* **Task**
Wherever the word "personsedler" appears in a line, copy that line.

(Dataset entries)
====================
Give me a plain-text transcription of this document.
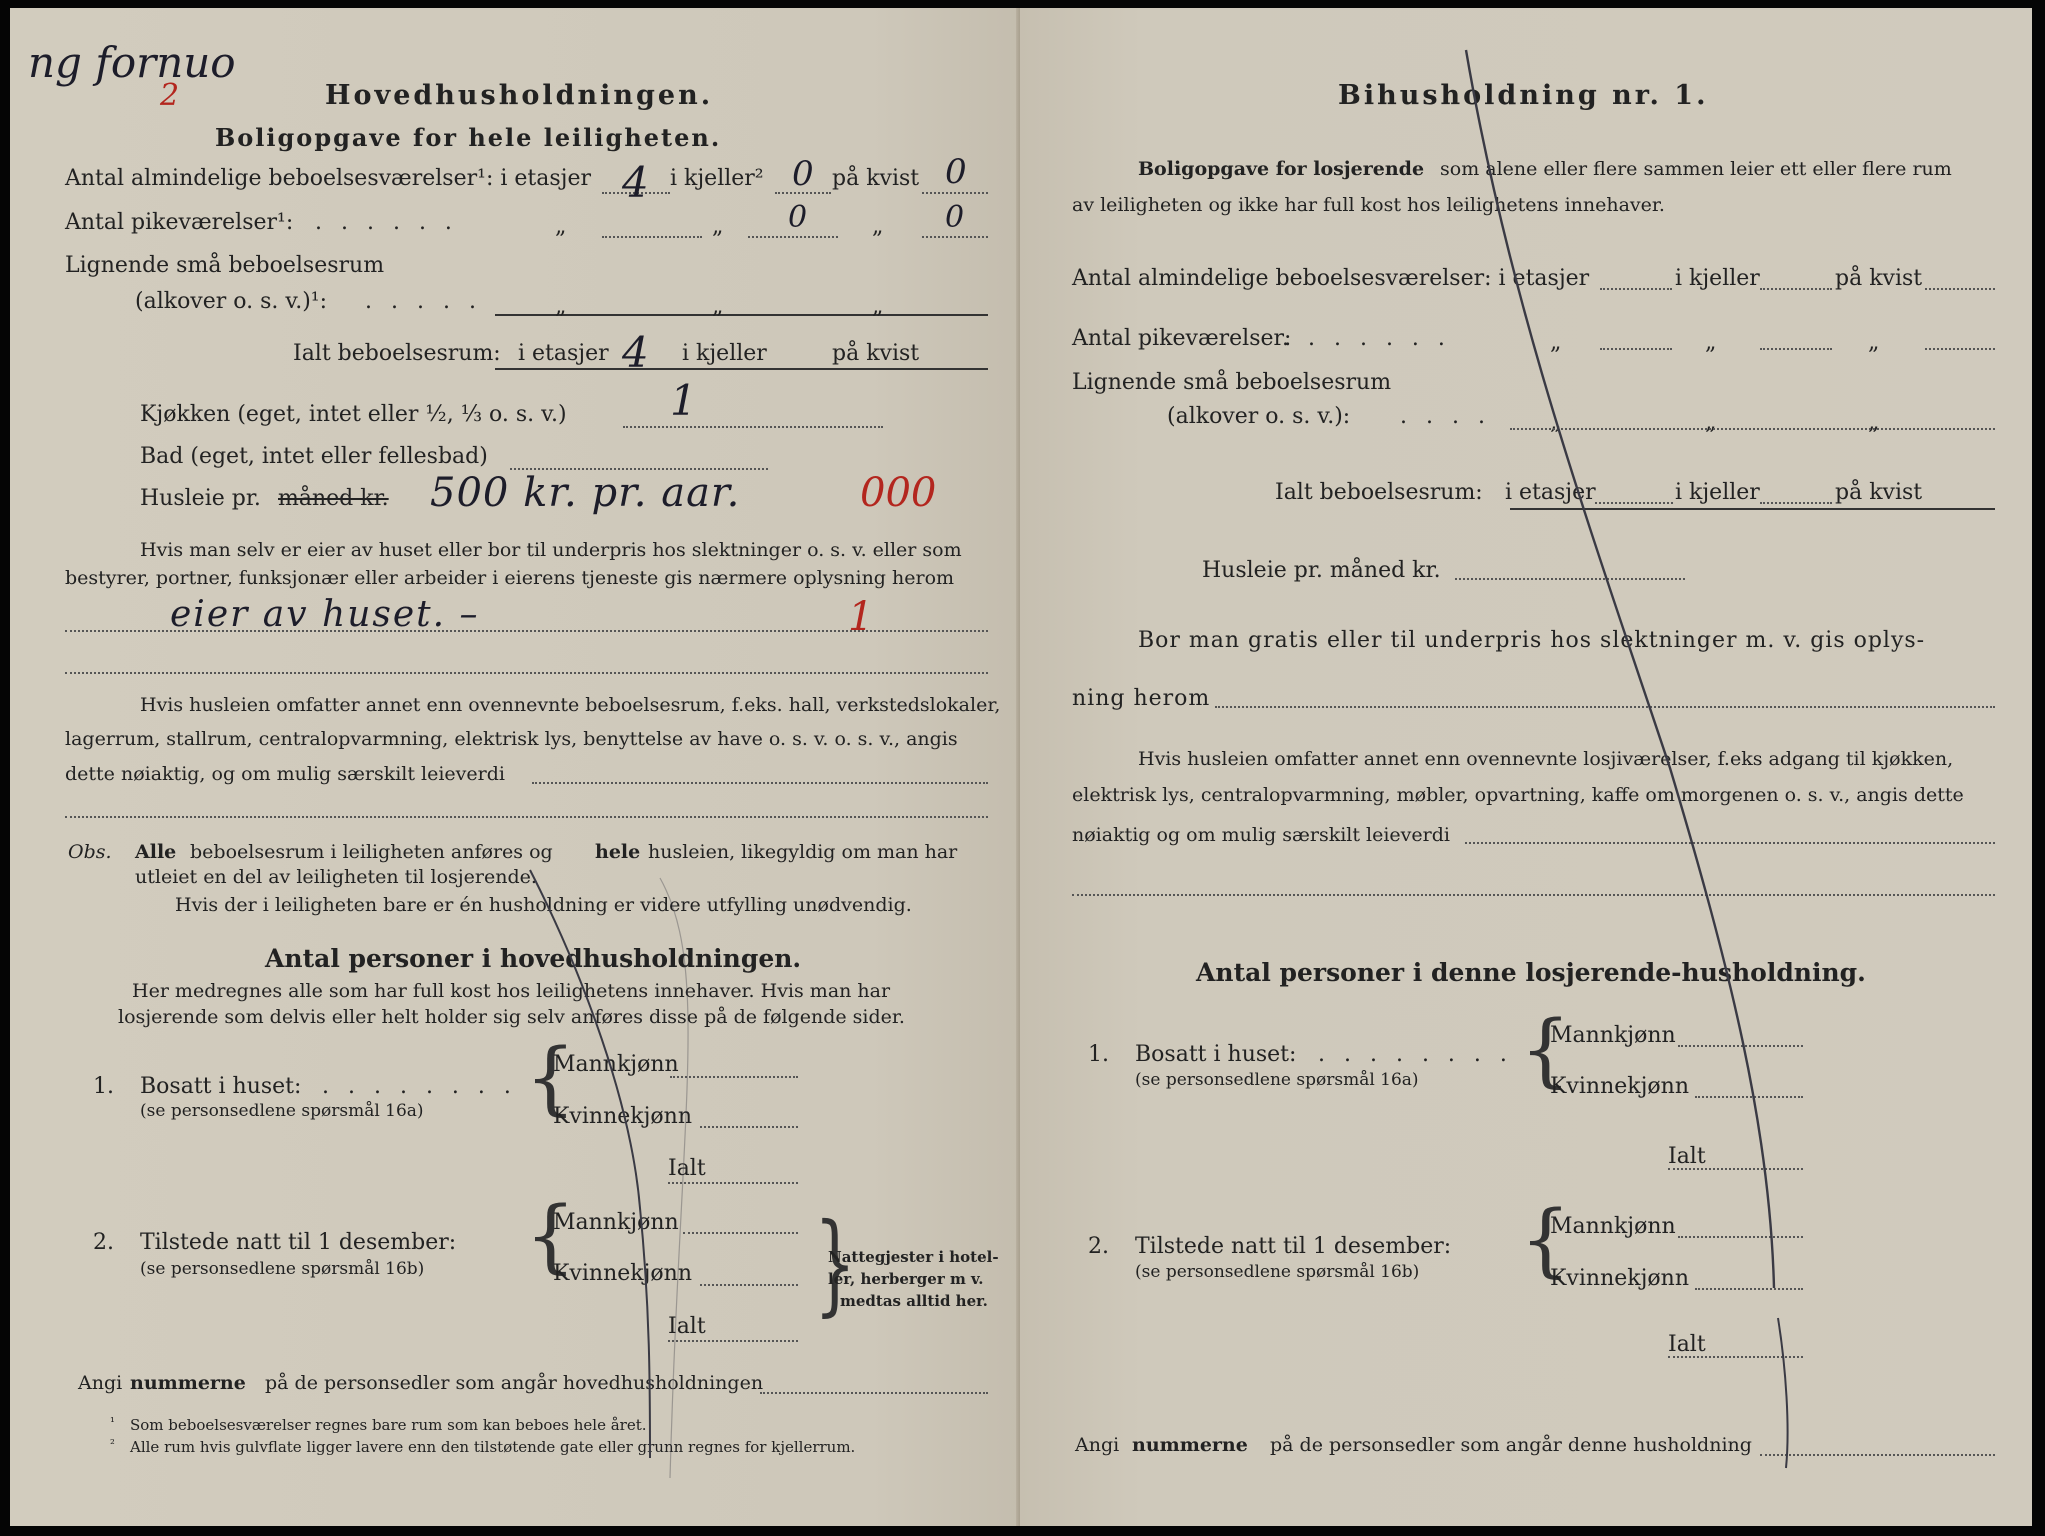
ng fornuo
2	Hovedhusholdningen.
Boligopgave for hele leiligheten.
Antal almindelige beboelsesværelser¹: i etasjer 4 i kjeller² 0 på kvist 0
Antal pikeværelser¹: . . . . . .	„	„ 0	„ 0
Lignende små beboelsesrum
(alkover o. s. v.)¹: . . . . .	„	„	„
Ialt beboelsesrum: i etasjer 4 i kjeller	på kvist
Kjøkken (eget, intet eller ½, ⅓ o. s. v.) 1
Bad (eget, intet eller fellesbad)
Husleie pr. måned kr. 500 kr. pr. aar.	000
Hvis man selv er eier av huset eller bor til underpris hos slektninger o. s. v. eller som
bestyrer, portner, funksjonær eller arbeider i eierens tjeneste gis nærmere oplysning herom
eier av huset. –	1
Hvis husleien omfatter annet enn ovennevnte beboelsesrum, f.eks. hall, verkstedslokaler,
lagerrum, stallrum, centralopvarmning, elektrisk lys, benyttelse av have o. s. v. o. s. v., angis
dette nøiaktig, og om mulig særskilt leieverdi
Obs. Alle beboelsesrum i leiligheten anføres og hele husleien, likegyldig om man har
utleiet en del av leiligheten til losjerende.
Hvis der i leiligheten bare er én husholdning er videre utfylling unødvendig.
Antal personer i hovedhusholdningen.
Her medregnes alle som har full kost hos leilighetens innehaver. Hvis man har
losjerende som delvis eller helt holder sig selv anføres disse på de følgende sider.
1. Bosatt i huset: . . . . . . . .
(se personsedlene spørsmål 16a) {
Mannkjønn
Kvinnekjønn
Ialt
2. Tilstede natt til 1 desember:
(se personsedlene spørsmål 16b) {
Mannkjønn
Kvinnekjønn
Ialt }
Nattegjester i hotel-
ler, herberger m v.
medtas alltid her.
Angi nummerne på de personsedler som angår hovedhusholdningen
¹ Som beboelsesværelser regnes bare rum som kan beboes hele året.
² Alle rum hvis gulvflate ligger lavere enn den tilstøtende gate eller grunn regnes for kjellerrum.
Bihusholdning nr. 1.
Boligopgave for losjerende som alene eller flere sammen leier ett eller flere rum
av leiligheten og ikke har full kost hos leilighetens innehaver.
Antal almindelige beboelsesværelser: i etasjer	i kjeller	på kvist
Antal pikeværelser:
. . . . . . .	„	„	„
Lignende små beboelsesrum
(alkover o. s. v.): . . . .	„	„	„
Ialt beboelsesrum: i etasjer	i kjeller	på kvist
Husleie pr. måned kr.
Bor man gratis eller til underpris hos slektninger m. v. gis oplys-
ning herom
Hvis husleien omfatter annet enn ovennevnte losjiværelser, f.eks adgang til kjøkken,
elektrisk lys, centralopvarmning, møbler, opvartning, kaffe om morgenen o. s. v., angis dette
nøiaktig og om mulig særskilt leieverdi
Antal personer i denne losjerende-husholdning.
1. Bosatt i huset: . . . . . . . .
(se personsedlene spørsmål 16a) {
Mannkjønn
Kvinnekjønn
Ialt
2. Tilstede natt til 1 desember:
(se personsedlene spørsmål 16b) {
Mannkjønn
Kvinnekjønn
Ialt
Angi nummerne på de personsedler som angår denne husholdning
====================
* **In response**
Angi nummerne på de personsedler som angår hovedhusholdningen
Angi nummerne på de personsedler som angår denne husholdning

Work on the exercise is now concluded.